--- Input records ---

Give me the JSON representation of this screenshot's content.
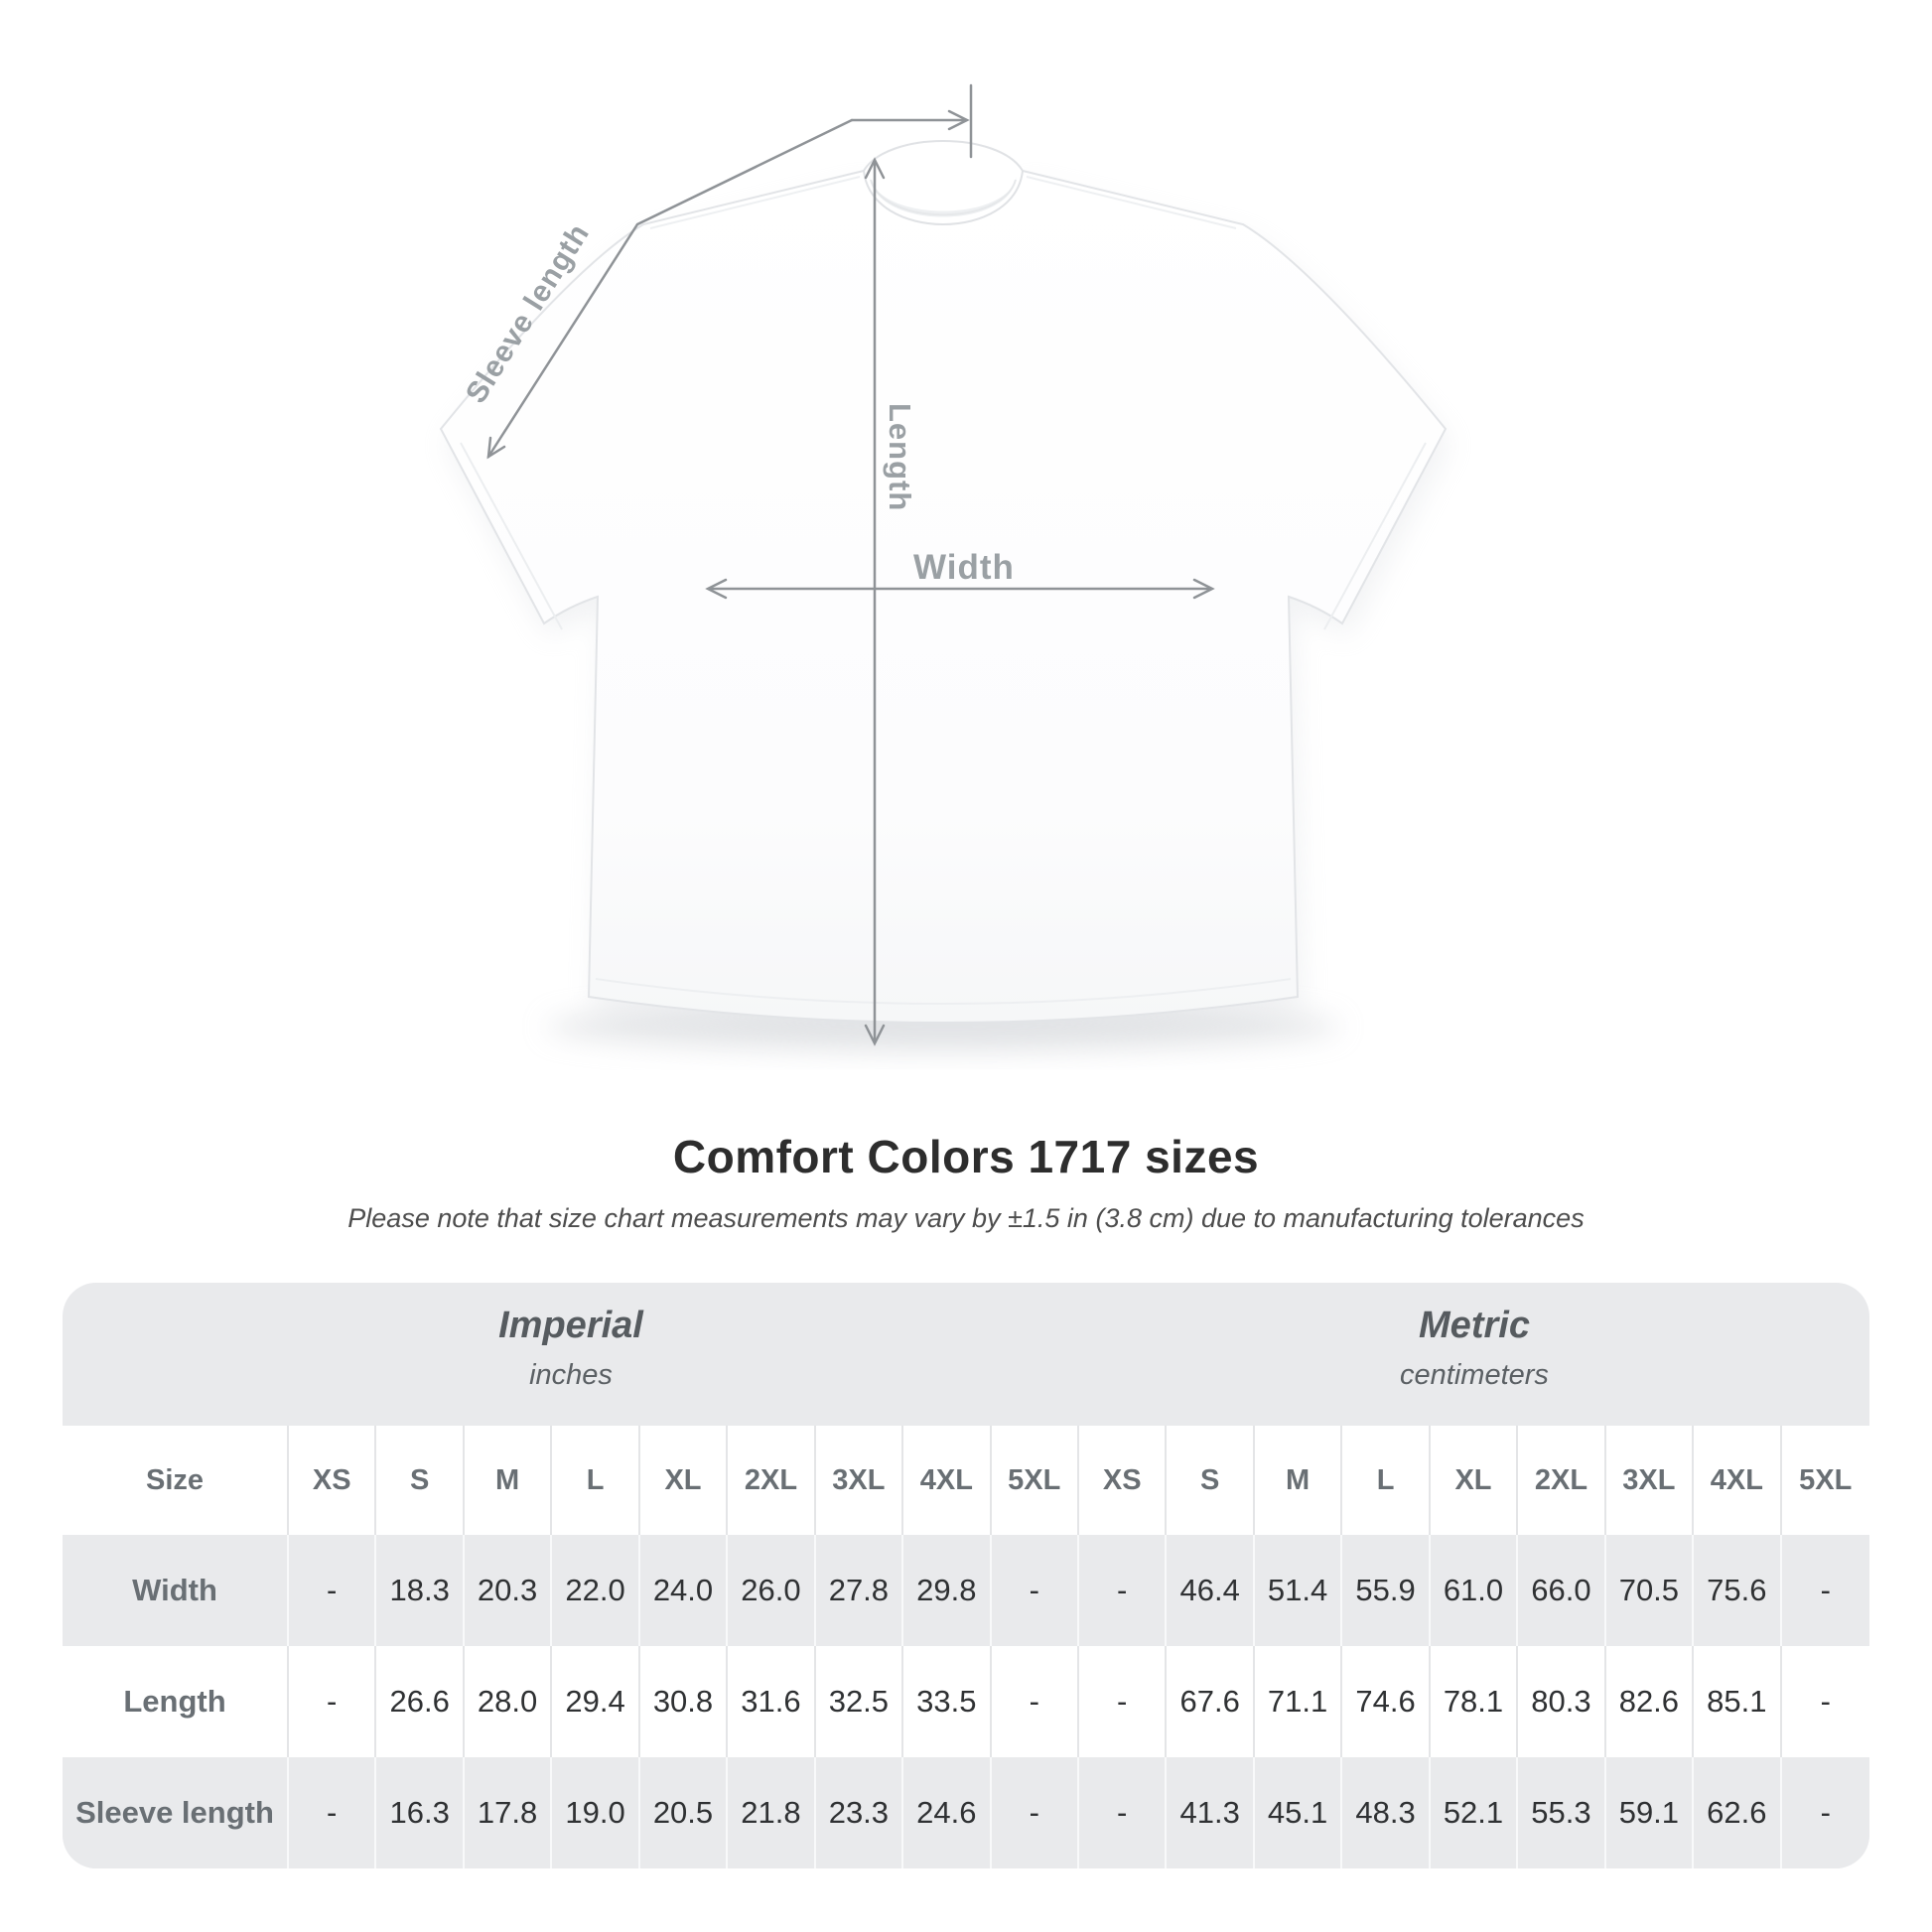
{
  "diagram": {
    "labels": {
      "sleeve_length": "Sleeve length",
      "length": "Length",
      "width": "Width"
    },
    "line_color": "#8f9397",
    "label_color": "#9aa0a4"
  },
  "heading": {
    "title": "Comfort Colors 1717 sizes",
    "subtitle": "Please note that size chart measurements may vary by ±1.5 in (3.8 cm) due to manufacturing tolerances"
  },
  "table": {
    "unit_groups": [
      {
        "name": "Imperial",
        "unit": "inches"
      },
      {
        "name": "Metric",
        "unit": "centimeters"
      }
    ],
    "size_header": "Size",
    "sizes": [
      "XS",
      "S",
      "M",
      "L",
      "XL",
      "2XL",
      "3XL",
      "4XL",
      "5XL"
    ],
    "rows": [
      {
        "label": "Width",
        "imperial": [
          "-",
          "18.3",
          "20.3",
          "22.0",
          "24.0",
          "26.0",
          "27.8",
          "29.8",
          "-"
        ],
        "metric": [
          "-",
          "46.4",
          "51.4",
          "55.9",
          "61.0",
          "66.0",
          "70.5",
          "75.6",
          "-"
        ]
      },
      {
        "label": "Length",
        "imperial": [
          "-",
          "26.6",
          "28.0",
          "29.4",
          "30.8",
          "31.6",
          "32.5",
          "33.5",
          "-"
        ],
        "metric": [
          "-",
          "67.6",
          "71.1",
          "74.6",
          "78.1",
          "80.3",
          "82.6",
          "85.1",
          "-"
        ]
      },
      {
        "label": "Sleeve length",
        "imperial": [
          "-",
          "16.3",
          "17.8",
          "19.0",
          "20.5",
          "21.8",
          "23.3",
          "24.6",
          "-"
        ],
        "metric": [
          "-",
          "41.3",
          "45.1",
          "48.3",
          "52.1",
          "55.3",
          "59.1",
          "62.6",
          "-"
        ]
      }
    ]
  },
  "colors": {
    "card_background": "#e9eaec",
    "row_stripe": "#e9eaec",
    "header_text": "#696f74",
    "value_text": "#2f3133",
    "title_text": "#2d2d2d"
  }
}
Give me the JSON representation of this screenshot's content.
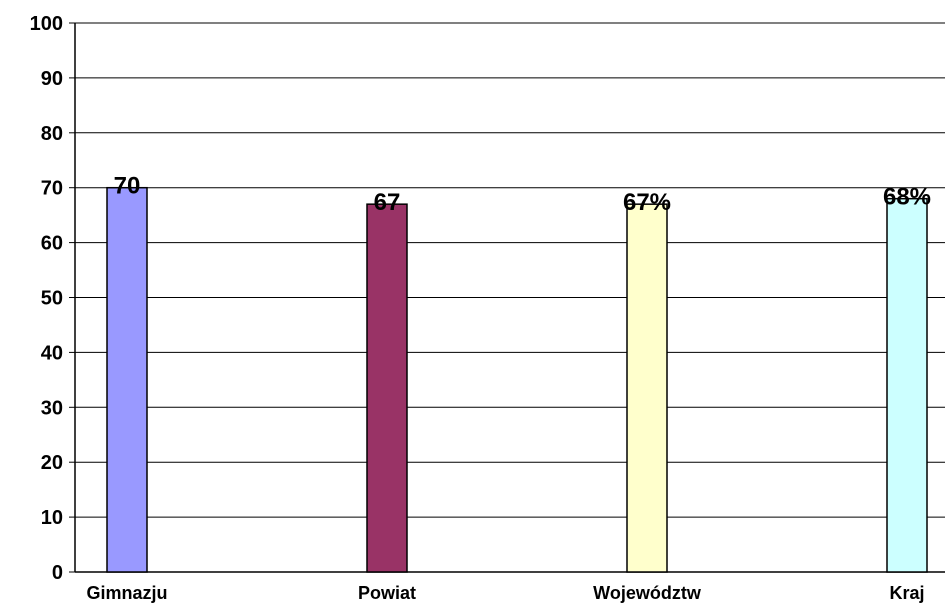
{
  "chart_data": {
    "type": "bar",
    "categories": [
      "Gimnazju",
      "Powiat",
      "Województw",
      "Kraj"
    ],
    "values": [
      70,
      67,
      67,
      68
    ],
    "data_labels": [
      "70",
      "67",
      "67%",
      "68%"
    ],
    "colors": [
      "#9999ff",
      "#993366",
      "#ffffcc",
      "#ccffff"
    ],
    "ylim": [
      0,
      100
    ],
    "yticks": [
      0,
      10,
      20,
      30,
      40,
      50,
      60,
      70,
      80,
      90,
      100
    ],
    "grid": true,
    "legend": "none"
  }
}
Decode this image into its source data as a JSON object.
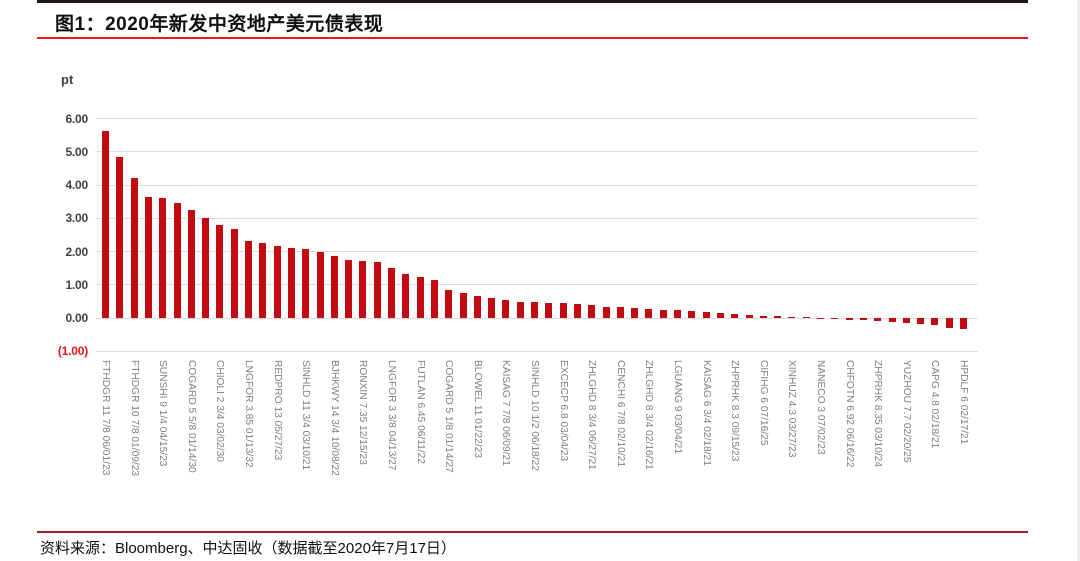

---

All of the material above is to be copied exactly, except for its images.

Give me the JSON representation of this screenshot's content.
{
  "diagram": {
    "labels": {
      "sleeve_length": "Sleeve length",
      "length": "Length",
      "width": "Width"
    },
    "line_color": "#8f9397",
    "label_color": "#9aa0a4"
  },
  "heading": {
    "title": "Comfort Colors 1717 sizes",
    "subtitle": "Please note that size chart measurements may vary by ±1.5 in (3.8 cm) due to manufacturing tolerances"
  },
  "table": {
    "unit_groups": [
      {
        "name": "Imperial",
        "unit": "inches"
      },
      {
        "name": "Metric",
        "unit": "centimeters"
      }
    ],
    "size_header": "Size",
    "sizes": [
      "XS",
      "S",
      "M",
      "L",
      "XL",
      "2XL",
      "3XL",
      "4XL",
      "5XL"
    ],
    "rows": [
      {
        "label": "Width",
        "imperial": [
          "-",
          "18.3",
          "20.3",
          "22.0",
          "24.0",
          "26.0",
          "27.8",
          "29.8",
          "-"
        ],
        "metric": [
          "-",
          "46.4",
          "51.4",
          "55.9",
          "61.0",
          "66.0",
          "70.5",
          "75.6",
          "-"
        ]
      },
      {
        "label": "Length",
        "imperial": [
          "-",
          "26.6",
          "28.0",
          "29.4",
          "30.8",
          "31.6",
          "32.5",
          "33.5",
          "-"
        ],
        "metric": [
          "-",
          "67.6",
          "71.1",
          "74.6",
          "78.1",
          "80.3",
          "82.6",
          "85.1",
          "-"
        ]
      },
      {
        "label": "Sleeve length",
        "imperial": [
          "-",
          "16.3",
          "17.8",
          "19.0",
          "20.5",
          "21.8",
          "23.3",
          "24.6",
          "-"
        ],
        "metric": [
          "-",
          "41.3",
          "45.1",
          "48.3",
          "52.1",
          "55.3",
          "59.1",
          "62.6",
          "-"
        ]
      }
    ]
  },
  "colors": {
    "card_background": "#e9eaec",
    "row_stripe": "#e9eaec",
    "header_text": "#696f74",
    "value_text": "#2f3133",
    "title_text": "#2d2d2d"
  }
}
Give me the JSON representation of this screenshot's content.
{
  "chart_data": {
    "type": "bar",
    "categories": [
      "Gimnazju",
      "Powiat",
      "Województw",
      "Kraj"
    ],
    "values": [
      70,
      67,
      67,
      68
    ],
    "data_labels": [
      "70",
      "67",
      "67%",
      "68%"
    ],
    "colors": [
      "#9999ff",
      "#993366",
      "#ffffcc",
      "#ccffff"
    ],
    "ylim": [
      0,
      100
    ],
    "yticks": [
      0,
      10,
      20,
      30,
      40,
      50,
      60,
      70,
      80,
      90,
      100
    ],
    "grid": true,
    "legend": "none"
  }
}
Decode this image into its source data as a JSON object.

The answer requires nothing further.